Count every line in the data below where "season" occurs, then state that number and nothing more.

### GIVEN ENTRIES

○ ○ ○ ○ ○ ○ ○

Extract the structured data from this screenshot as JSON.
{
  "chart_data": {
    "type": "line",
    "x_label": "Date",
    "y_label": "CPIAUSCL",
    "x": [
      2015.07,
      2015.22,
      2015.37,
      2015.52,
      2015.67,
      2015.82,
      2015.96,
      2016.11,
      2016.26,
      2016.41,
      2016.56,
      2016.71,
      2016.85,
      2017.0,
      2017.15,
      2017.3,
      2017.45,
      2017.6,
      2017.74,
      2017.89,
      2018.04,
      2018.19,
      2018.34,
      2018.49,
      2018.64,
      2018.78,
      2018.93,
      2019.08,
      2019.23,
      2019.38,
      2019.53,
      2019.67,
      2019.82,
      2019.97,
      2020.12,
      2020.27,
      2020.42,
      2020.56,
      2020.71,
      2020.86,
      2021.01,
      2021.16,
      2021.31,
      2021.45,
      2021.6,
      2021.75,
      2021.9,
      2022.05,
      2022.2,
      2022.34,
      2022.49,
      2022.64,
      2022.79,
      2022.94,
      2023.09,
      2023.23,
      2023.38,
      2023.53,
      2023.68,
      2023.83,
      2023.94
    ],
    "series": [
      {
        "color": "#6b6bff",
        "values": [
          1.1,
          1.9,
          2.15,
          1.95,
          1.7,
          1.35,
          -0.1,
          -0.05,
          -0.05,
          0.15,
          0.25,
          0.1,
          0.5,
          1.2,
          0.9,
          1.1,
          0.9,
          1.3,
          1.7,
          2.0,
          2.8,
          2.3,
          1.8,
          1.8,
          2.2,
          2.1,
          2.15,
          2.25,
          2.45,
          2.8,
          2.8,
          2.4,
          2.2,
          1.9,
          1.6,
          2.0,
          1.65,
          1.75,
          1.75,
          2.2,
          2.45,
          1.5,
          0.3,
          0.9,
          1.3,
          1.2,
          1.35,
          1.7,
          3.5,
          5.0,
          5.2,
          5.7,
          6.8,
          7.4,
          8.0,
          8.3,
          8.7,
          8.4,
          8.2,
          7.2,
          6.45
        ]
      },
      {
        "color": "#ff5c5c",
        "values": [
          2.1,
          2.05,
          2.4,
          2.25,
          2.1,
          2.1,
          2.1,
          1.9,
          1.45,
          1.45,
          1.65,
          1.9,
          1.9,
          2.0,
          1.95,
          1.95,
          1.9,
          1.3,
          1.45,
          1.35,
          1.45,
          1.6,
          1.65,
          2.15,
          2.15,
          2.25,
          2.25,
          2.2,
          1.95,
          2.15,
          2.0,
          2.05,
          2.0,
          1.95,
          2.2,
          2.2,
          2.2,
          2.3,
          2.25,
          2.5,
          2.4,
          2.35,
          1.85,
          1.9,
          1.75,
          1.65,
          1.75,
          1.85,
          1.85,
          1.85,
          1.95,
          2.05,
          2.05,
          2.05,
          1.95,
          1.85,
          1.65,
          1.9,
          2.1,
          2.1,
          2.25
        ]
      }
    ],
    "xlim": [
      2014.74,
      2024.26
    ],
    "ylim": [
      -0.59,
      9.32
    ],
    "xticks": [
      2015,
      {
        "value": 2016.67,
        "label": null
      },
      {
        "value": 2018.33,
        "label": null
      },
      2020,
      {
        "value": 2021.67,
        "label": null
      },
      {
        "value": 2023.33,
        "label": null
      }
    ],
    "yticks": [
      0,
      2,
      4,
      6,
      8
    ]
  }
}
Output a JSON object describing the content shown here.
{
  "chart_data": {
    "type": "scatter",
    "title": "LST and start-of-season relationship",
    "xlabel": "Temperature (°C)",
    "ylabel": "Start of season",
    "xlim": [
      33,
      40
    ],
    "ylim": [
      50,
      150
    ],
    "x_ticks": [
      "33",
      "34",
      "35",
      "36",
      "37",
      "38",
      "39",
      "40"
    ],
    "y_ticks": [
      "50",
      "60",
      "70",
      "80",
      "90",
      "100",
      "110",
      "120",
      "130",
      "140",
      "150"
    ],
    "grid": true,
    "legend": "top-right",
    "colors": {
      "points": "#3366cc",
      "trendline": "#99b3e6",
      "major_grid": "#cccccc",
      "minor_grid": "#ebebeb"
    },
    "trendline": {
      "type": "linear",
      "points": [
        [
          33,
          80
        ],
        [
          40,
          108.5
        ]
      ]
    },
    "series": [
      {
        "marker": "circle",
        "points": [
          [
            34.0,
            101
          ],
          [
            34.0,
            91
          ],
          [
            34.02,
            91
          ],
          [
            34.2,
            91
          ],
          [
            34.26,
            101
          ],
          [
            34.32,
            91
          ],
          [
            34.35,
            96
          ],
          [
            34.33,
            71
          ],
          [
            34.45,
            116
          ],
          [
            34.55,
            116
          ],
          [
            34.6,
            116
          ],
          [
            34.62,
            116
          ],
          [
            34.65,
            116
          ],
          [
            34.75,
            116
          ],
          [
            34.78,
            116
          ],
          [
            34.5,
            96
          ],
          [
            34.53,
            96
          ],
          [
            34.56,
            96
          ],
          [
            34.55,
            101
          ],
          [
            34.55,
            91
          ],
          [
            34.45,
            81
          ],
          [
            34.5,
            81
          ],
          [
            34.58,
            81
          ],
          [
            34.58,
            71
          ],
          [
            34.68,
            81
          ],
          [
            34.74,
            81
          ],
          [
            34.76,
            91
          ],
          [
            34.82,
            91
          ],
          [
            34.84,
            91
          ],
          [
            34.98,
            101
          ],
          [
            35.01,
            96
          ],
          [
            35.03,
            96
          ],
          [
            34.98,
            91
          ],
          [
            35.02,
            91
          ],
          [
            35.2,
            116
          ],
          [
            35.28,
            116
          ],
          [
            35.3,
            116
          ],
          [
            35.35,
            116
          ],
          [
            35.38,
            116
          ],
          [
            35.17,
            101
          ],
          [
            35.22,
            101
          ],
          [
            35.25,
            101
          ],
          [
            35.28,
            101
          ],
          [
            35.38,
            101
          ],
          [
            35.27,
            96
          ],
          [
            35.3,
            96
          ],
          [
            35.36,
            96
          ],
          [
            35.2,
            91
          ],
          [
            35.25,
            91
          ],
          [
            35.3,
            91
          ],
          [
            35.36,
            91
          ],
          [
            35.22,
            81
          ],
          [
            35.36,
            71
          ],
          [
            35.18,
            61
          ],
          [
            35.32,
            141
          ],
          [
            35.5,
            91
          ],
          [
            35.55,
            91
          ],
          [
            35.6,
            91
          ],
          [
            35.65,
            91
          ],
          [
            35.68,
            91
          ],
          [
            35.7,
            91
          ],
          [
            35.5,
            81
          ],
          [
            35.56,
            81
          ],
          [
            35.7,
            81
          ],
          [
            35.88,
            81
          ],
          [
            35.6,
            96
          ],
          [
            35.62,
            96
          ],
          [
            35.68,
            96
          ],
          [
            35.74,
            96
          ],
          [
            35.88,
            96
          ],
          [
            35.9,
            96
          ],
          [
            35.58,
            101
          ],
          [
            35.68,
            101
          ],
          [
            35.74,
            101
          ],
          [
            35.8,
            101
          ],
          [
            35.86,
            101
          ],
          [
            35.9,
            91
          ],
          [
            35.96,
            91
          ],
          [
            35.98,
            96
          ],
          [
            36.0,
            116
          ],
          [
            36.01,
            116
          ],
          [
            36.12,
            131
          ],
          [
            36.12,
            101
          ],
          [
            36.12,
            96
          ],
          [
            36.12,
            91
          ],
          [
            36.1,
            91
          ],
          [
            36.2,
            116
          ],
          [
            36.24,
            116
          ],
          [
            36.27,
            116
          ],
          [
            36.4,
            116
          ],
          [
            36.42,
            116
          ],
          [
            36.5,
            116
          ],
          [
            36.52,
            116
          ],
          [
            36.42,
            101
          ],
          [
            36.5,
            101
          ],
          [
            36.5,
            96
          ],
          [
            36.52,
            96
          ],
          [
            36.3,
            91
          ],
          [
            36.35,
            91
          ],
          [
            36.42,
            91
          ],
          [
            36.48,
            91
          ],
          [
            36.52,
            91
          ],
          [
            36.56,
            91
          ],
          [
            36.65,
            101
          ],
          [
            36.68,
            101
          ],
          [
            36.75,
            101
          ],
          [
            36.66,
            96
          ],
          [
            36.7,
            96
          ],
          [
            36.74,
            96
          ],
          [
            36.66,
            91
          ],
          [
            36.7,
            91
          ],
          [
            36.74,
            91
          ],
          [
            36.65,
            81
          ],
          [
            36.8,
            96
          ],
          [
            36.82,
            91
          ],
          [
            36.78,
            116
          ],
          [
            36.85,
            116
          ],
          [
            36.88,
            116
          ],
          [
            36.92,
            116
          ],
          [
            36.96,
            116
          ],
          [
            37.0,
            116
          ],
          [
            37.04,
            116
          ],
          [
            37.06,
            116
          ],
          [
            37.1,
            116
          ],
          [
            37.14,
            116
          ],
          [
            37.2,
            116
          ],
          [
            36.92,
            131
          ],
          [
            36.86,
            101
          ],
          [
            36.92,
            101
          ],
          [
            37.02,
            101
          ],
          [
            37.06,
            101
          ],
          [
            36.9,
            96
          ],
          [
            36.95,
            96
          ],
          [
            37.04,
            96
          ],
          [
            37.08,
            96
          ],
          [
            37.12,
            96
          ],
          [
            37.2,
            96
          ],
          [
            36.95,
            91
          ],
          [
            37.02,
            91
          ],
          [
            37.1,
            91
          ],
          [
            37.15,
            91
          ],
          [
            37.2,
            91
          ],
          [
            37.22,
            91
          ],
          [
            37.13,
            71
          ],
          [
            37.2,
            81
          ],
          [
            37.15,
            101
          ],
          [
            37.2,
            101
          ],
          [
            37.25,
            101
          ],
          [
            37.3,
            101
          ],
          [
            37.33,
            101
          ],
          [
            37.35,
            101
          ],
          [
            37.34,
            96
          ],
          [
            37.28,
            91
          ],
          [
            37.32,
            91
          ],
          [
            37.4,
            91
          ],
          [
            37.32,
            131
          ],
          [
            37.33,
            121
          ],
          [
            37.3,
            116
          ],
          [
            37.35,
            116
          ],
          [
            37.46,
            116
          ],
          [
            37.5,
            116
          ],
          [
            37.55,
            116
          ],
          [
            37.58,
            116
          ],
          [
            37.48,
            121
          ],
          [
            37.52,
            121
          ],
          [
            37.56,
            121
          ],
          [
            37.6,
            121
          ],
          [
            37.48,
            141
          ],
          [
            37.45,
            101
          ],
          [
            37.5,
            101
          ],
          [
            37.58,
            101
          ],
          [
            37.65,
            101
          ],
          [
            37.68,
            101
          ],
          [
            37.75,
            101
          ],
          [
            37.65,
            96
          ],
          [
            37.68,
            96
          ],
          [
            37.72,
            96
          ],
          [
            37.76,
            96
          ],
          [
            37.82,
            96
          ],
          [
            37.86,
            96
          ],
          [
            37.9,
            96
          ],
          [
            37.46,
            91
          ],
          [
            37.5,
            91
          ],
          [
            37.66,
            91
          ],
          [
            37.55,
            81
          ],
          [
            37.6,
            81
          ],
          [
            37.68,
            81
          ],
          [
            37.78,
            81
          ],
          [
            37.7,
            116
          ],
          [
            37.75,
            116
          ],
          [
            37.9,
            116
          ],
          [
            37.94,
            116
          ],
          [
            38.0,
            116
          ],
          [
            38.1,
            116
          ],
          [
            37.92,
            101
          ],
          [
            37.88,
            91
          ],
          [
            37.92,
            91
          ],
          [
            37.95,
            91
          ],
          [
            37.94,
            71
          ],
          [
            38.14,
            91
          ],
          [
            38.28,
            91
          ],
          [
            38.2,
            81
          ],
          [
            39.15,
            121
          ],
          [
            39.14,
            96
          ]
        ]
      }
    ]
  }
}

○ ○ ○ ○ ○ ○ ○

### THE OUTPUT
2